PROMPT: List each line of the data that holds the string "this", please.

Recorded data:
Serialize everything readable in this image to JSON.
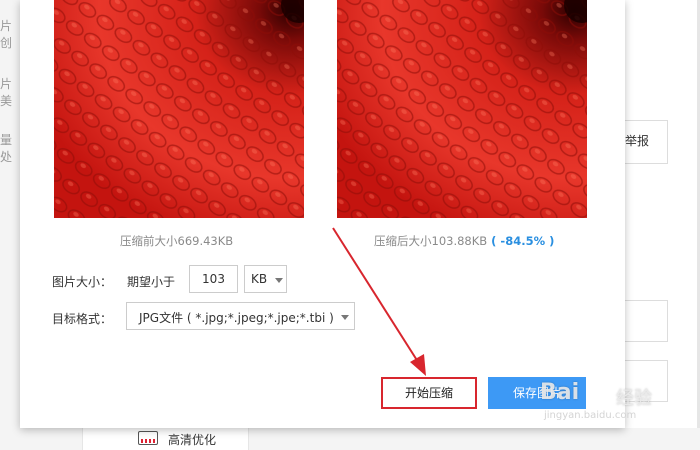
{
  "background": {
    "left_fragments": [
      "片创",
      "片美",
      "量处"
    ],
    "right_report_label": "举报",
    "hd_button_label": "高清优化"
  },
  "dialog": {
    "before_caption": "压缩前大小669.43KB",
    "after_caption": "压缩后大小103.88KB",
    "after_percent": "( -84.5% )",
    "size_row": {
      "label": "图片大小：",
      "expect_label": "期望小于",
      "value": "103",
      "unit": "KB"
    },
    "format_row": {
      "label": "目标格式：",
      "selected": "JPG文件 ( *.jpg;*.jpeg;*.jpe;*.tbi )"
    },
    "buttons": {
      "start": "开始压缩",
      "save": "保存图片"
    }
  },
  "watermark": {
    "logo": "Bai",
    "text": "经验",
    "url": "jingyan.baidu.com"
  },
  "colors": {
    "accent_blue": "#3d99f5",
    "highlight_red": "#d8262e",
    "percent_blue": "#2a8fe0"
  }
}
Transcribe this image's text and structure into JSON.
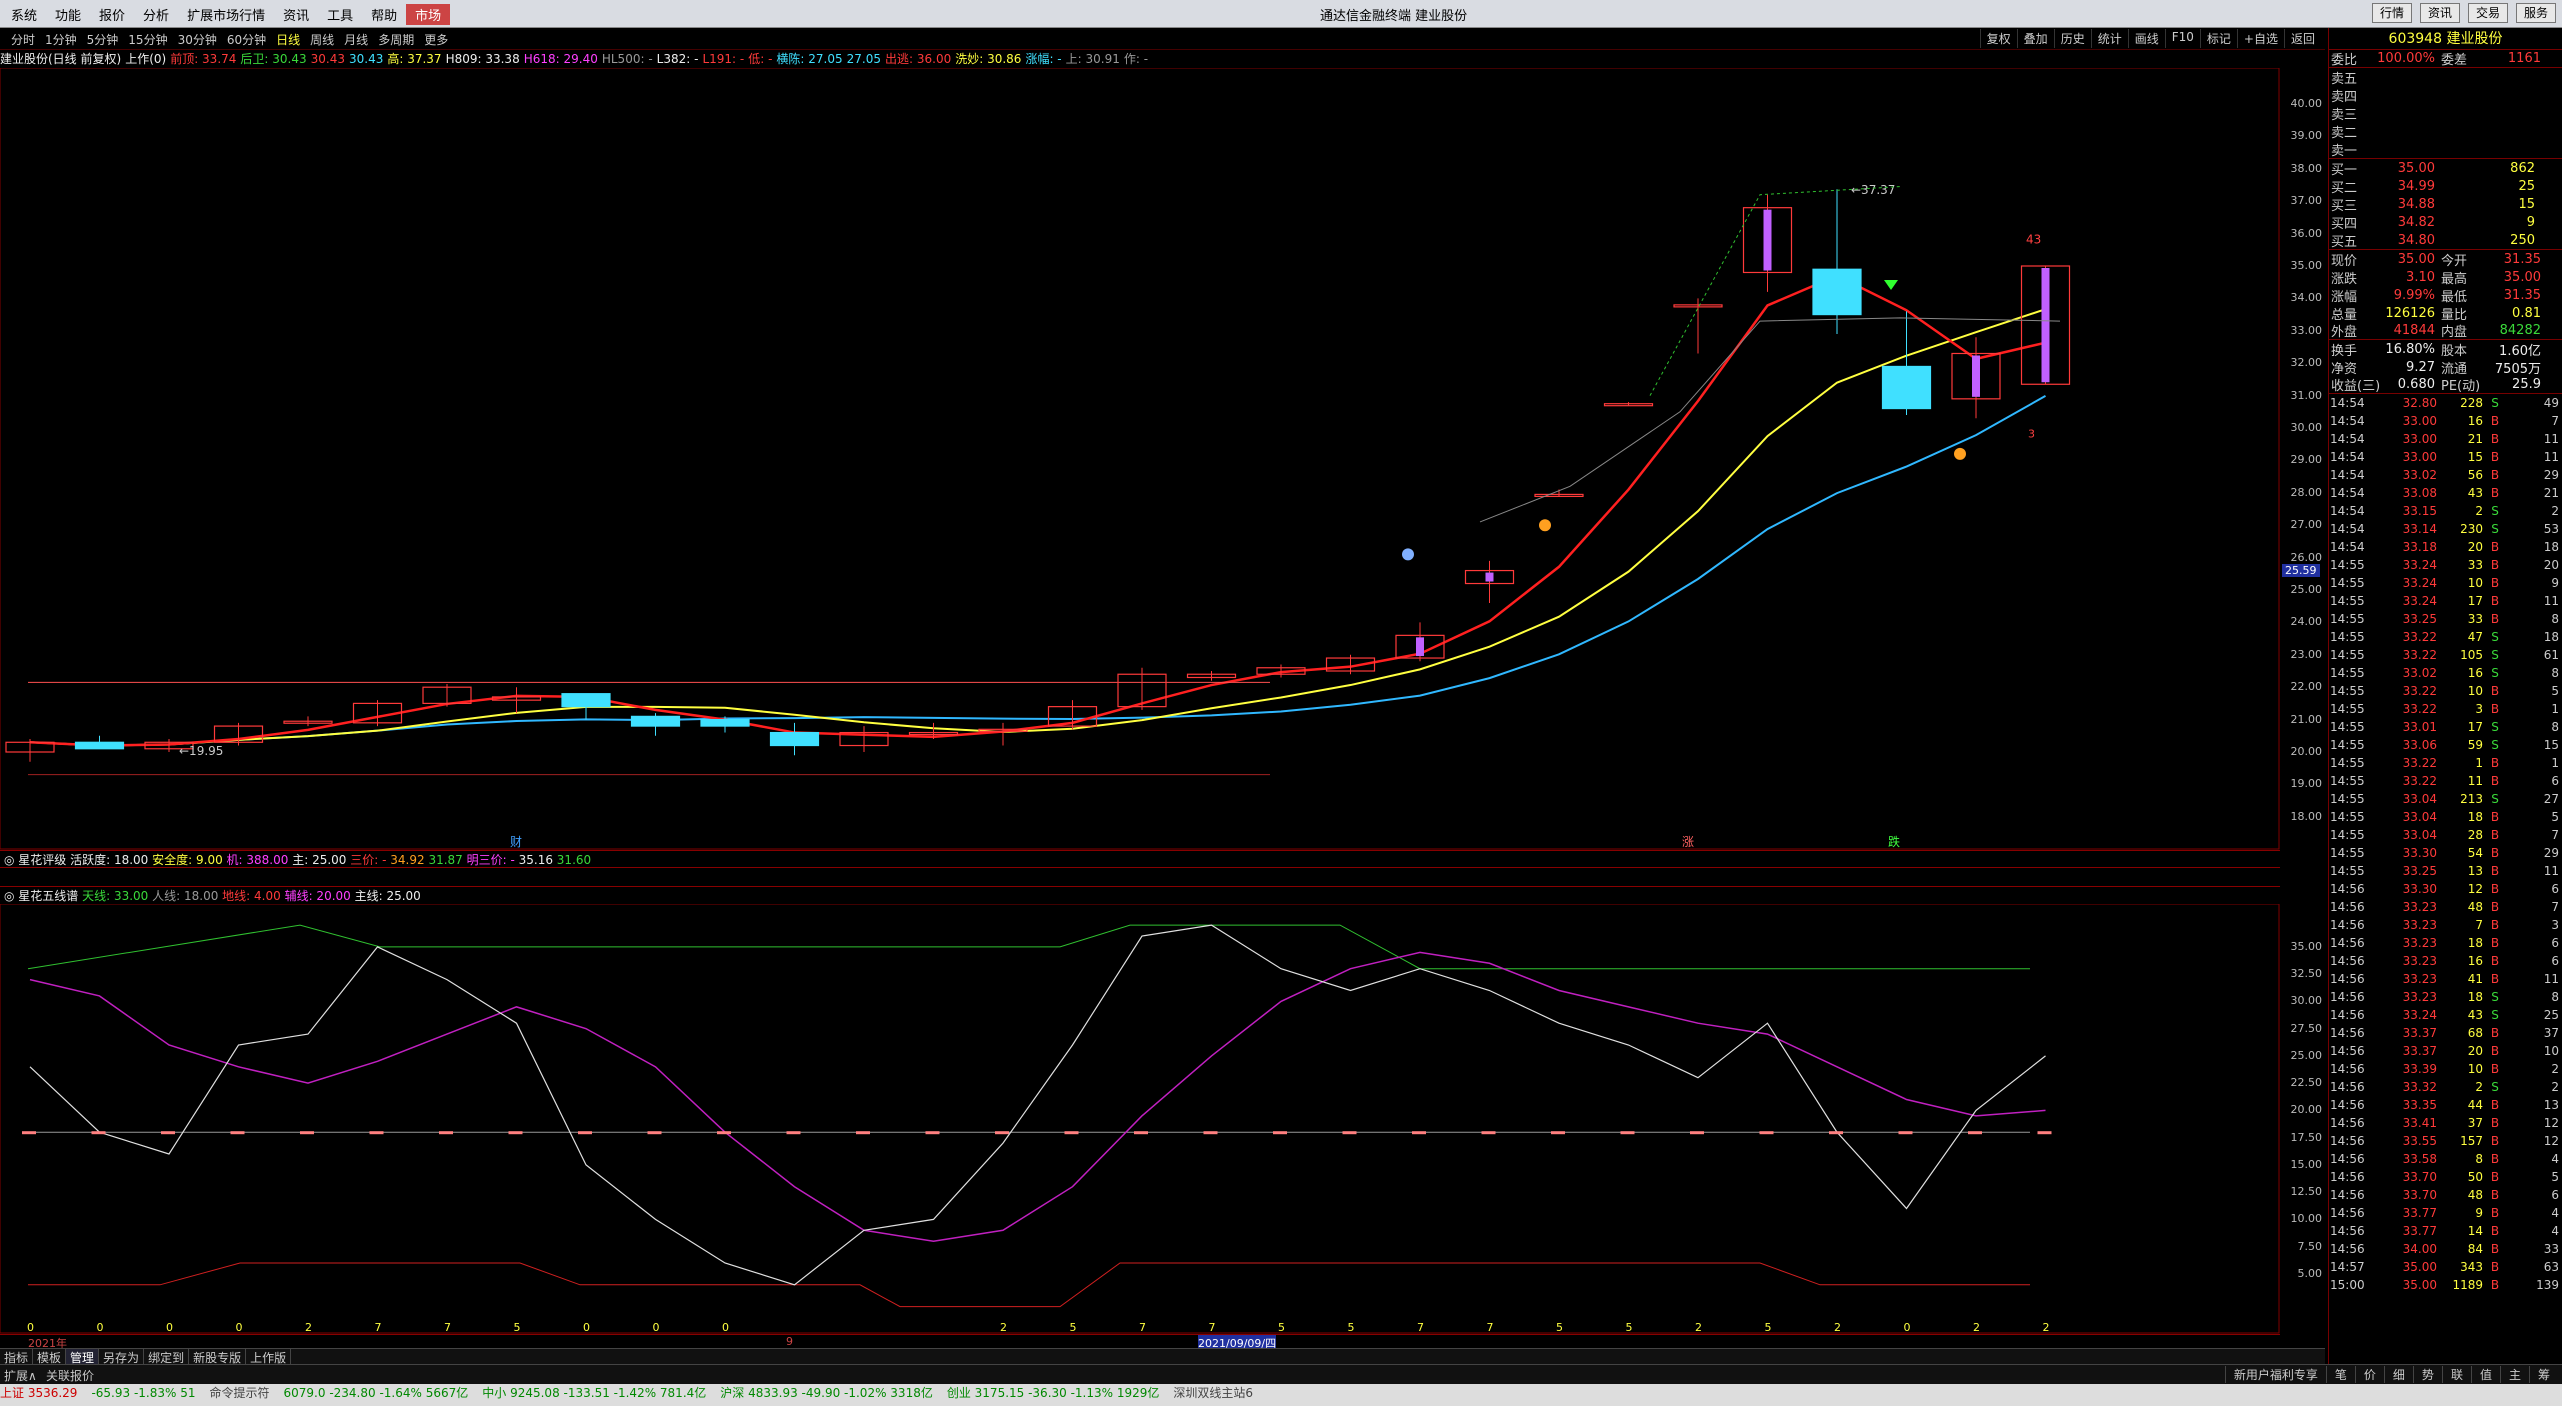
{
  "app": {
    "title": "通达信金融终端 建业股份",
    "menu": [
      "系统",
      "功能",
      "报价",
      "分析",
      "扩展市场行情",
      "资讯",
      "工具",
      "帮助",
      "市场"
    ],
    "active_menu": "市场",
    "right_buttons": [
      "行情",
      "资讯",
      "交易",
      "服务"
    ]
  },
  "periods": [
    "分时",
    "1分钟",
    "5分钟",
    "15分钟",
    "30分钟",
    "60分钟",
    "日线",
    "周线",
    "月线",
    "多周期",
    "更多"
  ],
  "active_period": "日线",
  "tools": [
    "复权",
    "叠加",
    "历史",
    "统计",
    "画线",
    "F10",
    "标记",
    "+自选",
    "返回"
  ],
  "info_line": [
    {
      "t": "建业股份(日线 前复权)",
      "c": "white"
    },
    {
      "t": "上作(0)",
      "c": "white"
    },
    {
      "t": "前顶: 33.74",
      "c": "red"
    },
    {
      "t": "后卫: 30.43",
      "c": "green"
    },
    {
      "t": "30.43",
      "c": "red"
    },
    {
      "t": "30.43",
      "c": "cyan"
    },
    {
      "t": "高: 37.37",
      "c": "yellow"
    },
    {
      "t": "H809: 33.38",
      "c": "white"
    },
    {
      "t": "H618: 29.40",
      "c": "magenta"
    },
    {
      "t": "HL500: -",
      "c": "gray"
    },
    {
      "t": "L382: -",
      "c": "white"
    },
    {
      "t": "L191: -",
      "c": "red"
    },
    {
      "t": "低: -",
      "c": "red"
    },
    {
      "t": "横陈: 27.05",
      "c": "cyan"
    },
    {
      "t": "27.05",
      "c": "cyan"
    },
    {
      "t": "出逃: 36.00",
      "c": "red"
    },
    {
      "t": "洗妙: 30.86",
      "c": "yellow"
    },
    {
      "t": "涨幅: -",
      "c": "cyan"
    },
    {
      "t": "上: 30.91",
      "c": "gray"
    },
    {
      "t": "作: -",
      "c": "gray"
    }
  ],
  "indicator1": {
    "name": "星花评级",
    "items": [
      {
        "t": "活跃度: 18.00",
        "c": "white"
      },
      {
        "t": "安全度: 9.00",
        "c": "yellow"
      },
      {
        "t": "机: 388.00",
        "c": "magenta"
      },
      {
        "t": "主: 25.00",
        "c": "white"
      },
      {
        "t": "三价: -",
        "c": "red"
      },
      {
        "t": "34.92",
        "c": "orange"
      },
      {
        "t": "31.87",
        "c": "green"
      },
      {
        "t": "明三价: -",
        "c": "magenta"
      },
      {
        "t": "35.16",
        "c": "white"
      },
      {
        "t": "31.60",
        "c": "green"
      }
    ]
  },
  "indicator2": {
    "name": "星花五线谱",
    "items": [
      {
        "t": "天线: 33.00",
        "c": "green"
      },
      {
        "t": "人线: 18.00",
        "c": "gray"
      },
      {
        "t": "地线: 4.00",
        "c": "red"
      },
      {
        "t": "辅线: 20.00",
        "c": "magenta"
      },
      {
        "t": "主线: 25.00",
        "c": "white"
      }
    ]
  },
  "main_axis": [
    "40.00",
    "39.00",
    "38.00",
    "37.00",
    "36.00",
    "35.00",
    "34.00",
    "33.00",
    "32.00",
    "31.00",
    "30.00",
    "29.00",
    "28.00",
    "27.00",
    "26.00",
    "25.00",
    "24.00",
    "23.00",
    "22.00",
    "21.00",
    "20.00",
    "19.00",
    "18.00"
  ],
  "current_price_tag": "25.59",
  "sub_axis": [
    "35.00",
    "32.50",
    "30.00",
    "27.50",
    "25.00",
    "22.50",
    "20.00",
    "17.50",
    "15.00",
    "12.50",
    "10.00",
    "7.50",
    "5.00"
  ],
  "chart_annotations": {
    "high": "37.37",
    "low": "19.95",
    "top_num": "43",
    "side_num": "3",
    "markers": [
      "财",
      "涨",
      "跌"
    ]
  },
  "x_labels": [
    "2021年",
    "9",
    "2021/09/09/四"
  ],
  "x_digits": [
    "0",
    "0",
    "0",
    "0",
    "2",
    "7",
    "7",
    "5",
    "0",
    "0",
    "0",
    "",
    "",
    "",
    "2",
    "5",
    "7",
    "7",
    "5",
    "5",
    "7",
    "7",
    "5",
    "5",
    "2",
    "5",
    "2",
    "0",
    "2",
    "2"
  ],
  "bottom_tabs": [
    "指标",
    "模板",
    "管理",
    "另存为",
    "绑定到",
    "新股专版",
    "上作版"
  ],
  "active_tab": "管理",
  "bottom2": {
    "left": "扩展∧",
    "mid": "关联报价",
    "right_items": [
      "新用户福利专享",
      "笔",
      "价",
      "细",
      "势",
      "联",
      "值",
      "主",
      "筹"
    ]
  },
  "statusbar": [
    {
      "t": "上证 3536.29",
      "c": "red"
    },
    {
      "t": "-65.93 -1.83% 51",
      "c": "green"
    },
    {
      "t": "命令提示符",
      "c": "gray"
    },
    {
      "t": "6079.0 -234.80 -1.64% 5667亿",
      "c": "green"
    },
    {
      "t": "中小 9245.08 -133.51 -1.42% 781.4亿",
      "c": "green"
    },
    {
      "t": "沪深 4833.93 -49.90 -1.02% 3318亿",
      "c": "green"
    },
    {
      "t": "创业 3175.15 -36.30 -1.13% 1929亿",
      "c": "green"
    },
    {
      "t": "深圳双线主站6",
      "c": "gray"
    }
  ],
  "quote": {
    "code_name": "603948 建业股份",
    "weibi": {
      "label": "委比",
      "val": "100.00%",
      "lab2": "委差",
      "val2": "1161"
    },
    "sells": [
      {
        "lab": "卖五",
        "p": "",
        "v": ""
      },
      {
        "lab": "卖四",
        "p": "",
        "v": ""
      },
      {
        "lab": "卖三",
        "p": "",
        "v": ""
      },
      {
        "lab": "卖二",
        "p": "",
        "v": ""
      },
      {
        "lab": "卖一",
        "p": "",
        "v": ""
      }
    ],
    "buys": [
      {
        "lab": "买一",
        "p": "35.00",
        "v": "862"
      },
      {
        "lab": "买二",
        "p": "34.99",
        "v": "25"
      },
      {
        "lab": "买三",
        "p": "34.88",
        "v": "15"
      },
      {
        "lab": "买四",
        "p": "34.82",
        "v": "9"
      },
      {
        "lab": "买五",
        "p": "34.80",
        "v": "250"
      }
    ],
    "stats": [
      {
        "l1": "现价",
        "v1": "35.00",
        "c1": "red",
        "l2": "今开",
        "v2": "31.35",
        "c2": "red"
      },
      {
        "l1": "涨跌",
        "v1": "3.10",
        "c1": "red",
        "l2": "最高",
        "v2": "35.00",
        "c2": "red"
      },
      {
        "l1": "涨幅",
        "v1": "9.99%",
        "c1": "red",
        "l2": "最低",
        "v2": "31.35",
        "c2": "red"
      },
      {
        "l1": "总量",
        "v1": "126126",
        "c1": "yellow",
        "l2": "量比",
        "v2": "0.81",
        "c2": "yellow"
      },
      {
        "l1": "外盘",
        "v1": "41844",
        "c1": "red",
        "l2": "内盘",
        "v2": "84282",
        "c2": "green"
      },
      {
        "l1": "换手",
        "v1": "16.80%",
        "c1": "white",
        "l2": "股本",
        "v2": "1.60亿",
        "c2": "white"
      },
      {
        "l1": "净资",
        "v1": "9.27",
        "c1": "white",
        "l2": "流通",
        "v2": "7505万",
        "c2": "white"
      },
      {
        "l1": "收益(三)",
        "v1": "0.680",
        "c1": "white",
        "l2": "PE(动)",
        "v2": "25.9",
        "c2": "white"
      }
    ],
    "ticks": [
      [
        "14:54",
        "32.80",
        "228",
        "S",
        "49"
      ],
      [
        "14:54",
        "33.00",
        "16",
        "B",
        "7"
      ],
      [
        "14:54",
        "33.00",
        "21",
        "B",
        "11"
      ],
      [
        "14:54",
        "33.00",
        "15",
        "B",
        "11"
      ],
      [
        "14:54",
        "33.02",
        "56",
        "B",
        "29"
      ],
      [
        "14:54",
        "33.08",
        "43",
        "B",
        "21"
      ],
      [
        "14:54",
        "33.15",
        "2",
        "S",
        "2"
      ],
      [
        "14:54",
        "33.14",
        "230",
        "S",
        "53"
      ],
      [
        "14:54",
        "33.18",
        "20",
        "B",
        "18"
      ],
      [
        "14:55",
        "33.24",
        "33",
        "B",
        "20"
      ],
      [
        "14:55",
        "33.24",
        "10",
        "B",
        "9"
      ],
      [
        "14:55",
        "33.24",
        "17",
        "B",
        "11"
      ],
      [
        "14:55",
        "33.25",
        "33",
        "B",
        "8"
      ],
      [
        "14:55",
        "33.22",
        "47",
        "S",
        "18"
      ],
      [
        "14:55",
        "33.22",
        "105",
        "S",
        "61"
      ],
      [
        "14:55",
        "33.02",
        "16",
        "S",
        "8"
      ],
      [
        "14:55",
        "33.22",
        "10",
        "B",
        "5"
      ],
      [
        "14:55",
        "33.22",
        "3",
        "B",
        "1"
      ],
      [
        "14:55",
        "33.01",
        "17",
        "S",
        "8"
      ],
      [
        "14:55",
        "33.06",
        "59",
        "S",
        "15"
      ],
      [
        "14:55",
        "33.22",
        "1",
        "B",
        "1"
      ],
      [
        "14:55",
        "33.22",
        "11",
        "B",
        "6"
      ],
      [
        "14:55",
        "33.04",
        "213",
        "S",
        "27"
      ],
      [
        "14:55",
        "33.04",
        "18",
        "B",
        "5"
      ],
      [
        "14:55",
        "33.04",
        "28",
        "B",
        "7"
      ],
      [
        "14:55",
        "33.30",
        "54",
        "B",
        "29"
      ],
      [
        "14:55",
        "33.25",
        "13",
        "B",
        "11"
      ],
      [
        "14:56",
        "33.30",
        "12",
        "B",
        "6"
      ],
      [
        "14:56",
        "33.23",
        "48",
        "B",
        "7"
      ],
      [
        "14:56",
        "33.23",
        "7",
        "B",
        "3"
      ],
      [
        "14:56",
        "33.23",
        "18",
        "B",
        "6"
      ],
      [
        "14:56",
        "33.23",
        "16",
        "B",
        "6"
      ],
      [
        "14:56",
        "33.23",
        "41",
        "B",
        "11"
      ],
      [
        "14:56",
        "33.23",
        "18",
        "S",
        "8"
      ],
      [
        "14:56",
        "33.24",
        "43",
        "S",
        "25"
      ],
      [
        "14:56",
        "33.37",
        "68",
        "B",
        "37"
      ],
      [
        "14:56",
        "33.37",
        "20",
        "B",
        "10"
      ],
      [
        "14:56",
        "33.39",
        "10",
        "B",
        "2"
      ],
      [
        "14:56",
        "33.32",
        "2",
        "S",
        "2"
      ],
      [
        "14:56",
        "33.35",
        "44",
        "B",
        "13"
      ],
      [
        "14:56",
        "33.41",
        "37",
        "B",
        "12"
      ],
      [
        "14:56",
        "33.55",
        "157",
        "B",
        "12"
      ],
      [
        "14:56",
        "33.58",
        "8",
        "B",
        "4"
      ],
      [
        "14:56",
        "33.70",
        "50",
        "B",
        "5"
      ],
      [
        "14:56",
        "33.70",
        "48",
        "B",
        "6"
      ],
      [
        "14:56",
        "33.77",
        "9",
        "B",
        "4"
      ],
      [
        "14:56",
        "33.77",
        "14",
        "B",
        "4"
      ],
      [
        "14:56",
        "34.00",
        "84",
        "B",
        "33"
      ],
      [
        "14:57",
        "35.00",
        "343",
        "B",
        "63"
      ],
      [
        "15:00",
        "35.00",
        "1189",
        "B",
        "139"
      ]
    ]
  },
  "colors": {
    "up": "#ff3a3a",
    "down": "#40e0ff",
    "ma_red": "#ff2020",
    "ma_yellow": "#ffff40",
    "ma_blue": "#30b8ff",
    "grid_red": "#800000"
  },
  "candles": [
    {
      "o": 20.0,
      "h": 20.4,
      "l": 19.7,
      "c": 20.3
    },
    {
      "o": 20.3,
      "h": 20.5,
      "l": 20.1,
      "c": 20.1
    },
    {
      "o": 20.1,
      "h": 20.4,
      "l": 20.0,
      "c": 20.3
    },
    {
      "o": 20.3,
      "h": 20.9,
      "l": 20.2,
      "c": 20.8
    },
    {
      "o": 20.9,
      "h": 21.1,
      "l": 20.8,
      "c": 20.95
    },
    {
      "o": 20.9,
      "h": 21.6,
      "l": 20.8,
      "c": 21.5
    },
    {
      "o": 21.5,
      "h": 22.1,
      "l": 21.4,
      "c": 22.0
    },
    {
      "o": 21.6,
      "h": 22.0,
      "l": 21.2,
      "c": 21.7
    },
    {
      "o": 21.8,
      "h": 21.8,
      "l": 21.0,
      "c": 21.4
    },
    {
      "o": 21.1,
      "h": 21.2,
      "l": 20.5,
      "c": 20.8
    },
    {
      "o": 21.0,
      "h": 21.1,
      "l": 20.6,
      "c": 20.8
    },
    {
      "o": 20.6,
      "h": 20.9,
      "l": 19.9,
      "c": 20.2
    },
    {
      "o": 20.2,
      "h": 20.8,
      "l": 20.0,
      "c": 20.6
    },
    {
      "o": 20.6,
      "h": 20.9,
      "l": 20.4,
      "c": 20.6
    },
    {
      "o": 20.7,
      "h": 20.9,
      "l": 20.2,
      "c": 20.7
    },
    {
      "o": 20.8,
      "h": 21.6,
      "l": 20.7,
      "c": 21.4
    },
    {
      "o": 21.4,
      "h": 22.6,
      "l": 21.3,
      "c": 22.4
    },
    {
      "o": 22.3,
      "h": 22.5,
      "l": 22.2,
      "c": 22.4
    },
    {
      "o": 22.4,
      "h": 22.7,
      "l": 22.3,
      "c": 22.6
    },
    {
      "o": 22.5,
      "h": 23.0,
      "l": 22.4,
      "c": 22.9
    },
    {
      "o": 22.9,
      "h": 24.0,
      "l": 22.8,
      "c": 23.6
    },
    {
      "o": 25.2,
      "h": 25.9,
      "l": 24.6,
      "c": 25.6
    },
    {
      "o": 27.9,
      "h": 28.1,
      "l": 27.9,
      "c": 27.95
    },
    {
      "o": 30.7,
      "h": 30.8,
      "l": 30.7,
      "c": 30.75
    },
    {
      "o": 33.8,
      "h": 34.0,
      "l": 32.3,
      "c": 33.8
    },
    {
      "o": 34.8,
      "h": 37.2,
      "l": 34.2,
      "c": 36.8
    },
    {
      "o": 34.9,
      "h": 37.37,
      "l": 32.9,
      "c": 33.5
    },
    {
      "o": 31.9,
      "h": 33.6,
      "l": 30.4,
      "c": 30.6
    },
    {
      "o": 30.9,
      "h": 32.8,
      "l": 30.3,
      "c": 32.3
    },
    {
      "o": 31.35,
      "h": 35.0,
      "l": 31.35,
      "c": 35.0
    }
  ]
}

SOLUTION TO THE PROBLEM:
Serialize everything readable in this image to JSON.
Transcribe this image's text and structure into JSON.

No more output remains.